* start MATERIAL PROVIDED *
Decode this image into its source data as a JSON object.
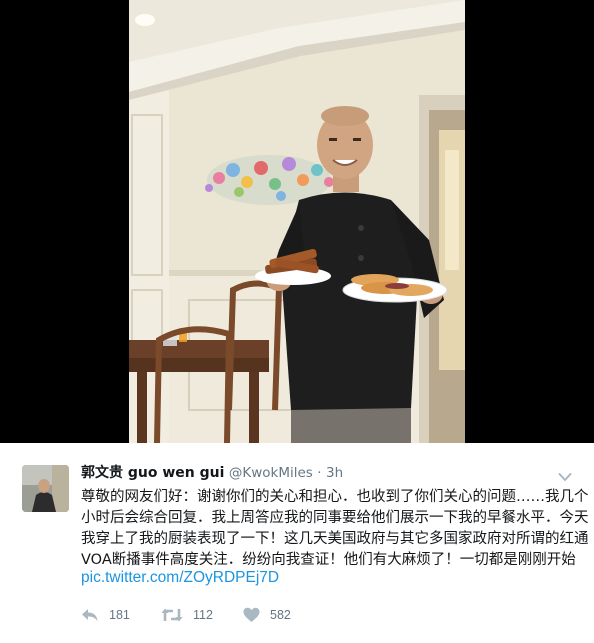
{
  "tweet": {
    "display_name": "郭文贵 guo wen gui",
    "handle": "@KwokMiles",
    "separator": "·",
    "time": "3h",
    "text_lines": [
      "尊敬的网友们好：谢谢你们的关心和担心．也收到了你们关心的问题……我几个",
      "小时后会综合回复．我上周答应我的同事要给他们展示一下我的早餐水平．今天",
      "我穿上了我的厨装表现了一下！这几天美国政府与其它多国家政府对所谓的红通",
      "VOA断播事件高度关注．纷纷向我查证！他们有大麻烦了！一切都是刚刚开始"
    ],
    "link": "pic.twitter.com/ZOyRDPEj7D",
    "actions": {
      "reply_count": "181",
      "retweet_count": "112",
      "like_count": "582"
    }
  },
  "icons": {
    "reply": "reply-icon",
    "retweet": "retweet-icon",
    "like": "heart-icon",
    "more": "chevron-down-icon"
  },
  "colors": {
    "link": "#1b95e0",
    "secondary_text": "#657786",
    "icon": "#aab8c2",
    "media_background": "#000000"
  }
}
* end MATERIAL PROVIDED *
### EXERCISE GOAL
All records must be output exactly as they are, except for the pictures, which are left out.

### ANSWER BELOW
Decode this image into its source data as a JSON object.
{
  "tweet": {
    "display_name": "郭文贵 guo wen gui",
    "handle": "@KwokMiles",
    "separator": "·",
    "time": "3h",
    "text_lines": [
      "尊敬的网友们好：谢谢你们的关心和担心．也收到了你们关心的问题……我几个",
      "小时后会综合回复．我上周答应我的同事要给他们展示一下我的早餐水平．今天",
      "我穿上了我的厨装表现了一下！这几天美国政府与其它多国家政府对所谓的红通",
      "VOA断播事件高度关注．纷纷向我查证！他们有大麻烦了！一切都是刚刚开始"
    ],
    "link": "pic.twitter.com/ZOyRDPEj7D",
    "actions": {
      "reply_count": "181",
      "retweet_count": "112",
      "like_count": "582"
    }
  },
  "icons": {
    "reply": "reply-icon",
    "retweet": "retweet-icon",
    "like": "heart-icon",
    "more": "chevron-down-icon"
  },
  "colors": {
    "link": "#1b95e0",
    "secondary_text": "#657786",
    "icon": "#aab8c2",
    "media_background": "#000000"
  }
}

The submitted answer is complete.